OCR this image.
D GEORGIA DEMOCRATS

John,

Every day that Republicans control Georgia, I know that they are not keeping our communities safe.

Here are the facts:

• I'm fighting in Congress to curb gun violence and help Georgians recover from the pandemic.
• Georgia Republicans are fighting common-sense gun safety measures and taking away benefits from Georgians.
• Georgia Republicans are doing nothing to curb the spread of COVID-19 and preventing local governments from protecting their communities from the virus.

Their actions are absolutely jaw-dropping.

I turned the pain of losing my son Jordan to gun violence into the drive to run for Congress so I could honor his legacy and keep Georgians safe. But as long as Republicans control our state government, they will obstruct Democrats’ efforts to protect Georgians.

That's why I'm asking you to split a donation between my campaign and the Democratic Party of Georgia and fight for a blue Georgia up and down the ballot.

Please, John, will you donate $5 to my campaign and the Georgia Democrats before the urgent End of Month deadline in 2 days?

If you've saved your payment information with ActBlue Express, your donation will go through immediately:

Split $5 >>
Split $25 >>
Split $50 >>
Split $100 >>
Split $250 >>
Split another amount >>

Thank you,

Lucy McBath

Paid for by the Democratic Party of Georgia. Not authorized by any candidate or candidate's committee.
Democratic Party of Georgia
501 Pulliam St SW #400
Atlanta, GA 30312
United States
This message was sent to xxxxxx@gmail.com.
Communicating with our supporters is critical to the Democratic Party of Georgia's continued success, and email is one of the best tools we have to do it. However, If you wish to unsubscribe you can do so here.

- WHAT THE EXERCISE ASKS: Across the data, pull every line containing the string "Congress".

- WORKED SOLUTION:
• I'm fighting in Congress to curb gun violence and help Georgians recover from the pandemic.
I turned the pain of losing my son Jordan to gun violence into the drive to run for Congress so I could honor his legacy and keep Georgians safe. But as long as Republicans control our state government, they will obstruct Democrats’ efforts to protect Georgians.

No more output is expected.